:: DESCRIPTION OF THE TASK ::
Single out the lines that include the word "JSON". Copy them.

:: DATA ::
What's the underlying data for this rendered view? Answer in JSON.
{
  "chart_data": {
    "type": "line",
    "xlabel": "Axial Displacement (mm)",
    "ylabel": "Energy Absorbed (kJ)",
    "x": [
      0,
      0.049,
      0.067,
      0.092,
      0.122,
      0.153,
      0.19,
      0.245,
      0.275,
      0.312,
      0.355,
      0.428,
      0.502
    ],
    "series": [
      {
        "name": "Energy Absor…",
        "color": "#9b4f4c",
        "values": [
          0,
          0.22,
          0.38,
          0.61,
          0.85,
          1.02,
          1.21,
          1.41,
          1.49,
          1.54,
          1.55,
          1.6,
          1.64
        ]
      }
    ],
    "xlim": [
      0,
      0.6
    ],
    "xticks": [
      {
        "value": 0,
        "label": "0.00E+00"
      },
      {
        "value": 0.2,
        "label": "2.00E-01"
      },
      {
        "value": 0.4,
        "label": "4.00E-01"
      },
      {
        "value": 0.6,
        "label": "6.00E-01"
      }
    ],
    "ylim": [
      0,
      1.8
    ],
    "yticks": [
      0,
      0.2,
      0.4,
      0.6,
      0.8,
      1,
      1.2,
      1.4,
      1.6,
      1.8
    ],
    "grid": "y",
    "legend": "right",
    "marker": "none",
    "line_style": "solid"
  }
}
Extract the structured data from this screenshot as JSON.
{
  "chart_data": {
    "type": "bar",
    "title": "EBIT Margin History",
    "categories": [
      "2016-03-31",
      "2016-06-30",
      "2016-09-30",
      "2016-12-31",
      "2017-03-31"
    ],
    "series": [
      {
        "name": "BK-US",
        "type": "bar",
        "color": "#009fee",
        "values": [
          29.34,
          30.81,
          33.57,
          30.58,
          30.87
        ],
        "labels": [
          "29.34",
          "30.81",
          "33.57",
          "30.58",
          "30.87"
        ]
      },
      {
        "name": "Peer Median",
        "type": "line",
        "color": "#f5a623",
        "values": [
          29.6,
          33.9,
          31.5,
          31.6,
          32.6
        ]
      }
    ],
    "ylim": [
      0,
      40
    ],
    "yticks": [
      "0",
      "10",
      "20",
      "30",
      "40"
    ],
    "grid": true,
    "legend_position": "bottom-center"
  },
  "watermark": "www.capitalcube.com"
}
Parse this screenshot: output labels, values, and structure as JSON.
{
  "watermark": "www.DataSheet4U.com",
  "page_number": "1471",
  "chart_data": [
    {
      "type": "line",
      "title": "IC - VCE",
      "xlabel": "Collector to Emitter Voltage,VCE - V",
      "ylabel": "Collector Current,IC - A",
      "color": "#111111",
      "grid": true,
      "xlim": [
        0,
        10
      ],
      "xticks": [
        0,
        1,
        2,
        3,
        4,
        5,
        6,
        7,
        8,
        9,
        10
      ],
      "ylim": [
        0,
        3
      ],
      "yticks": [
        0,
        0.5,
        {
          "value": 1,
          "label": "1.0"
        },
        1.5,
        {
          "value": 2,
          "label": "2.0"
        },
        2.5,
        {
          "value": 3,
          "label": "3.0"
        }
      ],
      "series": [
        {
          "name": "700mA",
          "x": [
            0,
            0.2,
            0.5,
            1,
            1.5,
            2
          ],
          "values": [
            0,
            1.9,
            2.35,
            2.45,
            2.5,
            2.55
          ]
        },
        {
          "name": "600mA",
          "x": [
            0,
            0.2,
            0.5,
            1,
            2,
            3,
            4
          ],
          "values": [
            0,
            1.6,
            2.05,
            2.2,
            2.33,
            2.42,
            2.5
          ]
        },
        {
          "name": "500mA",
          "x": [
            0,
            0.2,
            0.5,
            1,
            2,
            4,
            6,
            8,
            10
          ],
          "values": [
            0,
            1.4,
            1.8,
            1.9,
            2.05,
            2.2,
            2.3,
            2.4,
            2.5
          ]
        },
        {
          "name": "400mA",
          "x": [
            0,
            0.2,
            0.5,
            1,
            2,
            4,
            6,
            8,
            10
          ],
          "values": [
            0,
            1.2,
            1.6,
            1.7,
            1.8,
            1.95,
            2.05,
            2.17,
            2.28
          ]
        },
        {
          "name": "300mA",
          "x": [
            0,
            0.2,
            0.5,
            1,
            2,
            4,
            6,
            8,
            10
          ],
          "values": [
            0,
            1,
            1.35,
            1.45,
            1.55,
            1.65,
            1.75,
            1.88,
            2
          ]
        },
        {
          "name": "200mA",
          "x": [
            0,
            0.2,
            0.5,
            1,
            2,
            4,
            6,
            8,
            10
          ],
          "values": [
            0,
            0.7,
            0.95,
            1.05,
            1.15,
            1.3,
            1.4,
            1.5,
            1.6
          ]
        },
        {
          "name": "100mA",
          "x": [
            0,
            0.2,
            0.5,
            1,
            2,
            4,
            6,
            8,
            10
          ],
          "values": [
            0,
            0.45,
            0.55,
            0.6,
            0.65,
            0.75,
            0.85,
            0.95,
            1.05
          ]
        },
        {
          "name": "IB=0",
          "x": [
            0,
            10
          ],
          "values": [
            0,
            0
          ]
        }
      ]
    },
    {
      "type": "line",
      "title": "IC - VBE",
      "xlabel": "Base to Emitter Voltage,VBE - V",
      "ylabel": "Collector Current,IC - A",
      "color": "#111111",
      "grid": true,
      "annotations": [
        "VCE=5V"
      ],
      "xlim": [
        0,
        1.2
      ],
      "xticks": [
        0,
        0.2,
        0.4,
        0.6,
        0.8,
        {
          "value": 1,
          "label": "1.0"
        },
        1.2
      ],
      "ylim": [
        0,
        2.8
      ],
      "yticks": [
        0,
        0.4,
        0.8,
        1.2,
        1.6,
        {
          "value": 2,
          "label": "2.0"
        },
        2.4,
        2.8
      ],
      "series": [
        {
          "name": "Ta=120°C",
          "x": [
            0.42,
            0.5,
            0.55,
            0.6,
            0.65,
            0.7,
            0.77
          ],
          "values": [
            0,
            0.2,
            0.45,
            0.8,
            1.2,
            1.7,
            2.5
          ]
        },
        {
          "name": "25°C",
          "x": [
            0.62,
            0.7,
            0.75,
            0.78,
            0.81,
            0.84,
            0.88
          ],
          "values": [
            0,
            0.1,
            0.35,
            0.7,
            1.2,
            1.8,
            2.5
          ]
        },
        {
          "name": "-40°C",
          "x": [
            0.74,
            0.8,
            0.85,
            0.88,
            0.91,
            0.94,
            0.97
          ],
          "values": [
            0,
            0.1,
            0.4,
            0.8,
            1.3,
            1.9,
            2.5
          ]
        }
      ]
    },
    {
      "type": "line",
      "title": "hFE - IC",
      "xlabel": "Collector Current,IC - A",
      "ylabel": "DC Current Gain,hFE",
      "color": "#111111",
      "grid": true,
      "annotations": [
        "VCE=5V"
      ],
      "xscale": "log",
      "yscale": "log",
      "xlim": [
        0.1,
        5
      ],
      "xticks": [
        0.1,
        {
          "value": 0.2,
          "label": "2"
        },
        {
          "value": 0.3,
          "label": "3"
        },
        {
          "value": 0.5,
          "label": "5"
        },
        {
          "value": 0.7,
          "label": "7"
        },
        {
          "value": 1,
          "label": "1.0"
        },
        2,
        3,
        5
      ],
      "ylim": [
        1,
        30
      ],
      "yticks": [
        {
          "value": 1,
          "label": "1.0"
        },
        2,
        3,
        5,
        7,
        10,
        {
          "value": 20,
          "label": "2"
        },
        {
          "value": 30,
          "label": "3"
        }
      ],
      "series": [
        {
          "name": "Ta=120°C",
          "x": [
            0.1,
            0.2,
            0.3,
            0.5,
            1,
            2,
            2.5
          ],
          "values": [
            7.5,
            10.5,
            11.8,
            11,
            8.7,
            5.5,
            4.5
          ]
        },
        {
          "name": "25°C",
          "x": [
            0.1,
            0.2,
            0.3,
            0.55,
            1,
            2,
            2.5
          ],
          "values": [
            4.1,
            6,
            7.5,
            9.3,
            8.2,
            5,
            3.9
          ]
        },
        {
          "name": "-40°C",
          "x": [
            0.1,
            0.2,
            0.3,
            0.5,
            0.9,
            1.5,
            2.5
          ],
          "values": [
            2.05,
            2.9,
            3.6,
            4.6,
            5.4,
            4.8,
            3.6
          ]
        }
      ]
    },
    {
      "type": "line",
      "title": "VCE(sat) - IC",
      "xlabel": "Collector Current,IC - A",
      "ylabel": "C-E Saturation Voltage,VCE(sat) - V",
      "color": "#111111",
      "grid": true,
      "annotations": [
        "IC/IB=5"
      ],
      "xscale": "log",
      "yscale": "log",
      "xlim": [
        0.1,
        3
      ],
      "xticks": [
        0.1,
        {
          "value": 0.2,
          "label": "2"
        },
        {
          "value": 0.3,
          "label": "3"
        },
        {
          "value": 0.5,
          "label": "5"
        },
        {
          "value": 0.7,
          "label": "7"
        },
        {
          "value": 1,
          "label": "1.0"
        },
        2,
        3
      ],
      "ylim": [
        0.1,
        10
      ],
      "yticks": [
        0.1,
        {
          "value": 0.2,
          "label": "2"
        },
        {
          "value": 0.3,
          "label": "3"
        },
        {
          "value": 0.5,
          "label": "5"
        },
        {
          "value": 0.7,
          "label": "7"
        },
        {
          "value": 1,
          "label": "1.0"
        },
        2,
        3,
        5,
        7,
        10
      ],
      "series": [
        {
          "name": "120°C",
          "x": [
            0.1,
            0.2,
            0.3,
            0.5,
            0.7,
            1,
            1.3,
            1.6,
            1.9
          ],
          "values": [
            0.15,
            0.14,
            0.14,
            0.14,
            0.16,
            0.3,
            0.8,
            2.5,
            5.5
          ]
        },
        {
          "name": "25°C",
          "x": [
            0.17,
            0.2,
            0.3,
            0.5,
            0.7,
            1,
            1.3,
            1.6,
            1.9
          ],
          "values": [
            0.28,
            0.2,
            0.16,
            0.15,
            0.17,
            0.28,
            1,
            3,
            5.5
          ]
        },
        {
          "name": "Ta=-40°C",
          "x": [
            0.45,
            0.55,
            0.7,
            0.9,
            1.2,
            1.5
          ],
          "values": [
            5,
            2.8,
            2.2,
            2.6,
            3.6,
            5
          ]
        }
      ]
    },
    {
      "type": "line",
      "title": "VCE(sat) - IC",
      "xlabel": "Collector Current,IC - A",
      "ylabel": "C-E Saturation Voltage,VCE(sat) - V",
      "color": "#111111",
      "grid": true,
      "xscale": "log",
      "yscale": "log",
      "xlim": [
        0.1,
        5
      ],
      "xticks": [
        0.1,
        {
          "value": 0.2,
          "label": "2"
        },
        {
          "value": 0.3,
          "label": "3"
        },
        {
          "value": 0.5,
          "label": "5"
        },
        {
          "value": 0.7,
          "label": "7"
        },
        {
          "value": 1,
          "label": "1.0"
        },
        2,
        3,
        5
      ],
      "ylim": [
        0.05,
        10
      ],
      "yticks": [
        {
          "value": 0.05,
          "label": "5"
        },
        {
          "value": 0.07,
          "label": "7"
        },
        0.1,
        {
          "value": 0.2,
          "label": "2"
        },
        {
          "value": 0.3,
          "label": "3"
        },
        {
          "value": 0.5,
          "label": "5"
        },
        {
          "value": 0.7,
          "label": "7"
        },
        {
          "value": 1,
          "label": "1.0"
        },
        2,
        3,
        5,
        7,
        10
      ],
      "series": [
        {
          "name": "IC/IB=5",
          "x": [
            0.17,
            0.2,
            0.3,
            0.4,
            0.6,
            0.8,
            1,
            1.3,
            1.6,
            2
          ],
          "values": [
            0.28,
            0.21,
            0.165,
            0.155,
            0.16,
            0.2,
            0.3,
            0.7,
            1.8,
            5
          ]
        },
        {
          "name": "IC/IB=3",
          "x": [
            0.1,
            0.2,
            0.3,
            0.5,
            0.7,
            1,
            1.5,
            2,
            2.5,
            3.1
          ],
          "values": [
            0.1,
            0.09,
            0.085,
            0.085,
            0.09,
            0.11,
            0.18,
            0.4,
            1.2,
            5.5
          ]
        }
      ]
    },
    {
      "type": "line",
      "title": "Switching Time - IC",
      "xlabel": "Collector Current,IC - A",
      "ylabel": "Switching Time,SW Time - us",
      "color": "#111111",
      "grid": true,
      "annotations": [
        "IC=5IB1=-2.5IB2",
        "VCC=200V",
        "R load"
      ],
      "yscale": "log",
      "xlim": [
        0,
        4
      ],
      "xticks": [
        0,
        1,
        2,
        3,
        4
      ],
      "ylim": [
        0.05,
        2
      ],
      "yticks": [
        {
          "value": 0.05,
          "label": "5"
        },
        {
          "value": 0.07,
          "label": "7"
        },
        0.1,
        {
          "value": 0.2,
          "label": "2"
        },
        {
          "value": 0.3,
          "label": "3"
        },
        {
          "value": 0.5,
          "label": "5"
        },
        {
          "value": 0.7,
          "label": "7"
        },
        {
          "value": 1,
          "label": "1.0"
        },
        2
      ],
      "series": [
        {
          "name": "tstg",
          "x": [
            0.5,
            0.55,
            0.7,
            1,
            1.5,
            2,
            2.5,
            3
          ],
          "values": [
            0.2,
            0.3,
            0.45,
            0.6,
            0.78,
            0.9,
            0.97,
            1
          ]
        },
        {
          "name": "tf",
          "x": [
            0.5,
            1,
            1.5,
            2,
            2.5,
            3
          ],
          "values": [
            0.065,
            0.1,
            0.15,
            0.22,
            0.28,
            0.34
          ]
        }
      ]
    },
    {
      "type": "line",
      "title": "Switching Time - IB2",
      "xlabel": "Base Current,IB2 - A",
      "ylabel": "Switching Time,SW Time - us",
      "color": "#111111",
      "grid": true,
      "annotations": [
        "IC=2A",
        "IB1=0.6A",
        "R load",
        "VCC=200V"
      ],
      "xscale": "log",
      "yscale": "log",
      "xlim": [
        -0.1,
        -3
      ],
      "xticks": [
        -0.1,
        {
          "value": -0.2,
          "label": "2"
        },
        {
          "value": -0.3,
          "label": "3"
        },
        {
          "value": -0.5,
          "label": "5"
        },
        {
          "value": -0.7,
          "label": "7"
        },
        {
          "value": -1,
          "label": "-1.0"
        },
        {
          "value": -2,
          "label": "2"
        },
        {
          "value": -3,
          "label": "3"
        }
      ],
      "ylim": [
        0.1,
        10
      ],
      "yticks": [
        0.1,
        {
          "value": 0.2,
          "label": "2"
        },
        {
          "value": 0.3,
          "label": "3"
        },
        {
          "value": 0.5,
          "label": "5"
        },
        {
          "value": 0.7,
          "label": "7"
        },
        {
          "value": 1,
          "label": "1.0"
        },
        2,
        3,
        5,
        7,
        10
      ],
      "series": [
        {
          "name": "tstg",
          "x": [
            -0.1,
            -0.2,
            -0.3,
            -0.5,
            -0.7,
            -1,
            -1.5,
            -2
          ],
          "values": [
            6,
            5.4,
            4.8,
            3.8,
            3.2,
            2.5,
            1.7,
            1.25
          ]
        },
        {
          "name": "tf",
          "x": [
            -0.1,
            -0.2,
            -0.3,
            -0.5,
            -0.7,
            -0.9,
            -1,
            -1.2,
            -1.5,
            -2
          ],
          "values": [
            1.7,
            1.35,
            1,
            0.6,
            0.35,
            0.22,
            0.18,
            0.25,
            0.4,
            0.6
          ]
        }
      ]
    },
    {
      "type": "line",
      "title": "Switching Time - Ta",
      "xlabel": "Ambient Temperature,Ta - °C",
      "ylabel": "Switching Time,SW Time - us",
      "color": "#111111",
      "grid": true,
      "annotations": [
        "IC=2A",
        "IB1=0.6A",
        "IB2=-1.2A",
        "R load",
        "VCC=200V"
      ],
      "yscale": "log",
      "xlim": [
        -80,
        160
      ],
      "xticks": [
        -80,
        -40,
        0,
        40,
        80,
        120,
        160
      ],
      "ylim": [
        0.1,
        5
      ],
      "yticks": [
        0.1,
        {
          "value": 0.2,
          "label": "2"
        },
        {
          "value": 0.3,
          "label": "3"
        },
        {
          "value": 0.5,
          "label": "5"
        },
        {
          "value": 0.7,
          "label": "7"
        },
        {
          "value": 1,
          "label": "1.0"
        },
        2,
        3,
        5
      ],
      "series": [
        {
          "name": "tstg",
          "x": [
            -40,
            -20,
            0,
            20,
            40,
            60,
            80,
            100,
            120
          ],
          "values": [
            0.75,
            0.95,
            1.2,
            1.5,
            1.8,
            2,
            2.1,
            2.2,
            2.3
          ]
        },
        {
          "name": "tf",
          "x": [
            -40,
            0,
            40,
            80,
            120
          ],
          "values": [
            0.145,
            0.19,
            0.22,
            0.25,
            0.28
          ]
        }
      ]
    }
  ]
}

:: RESULT OF THE EXERCISE ::
What's the underlying data for this rendered view? Answer in JSON.
Extract the structured data from this screenshot as JSON.
Parse this screenshot: output labels, values, and structure as JSON.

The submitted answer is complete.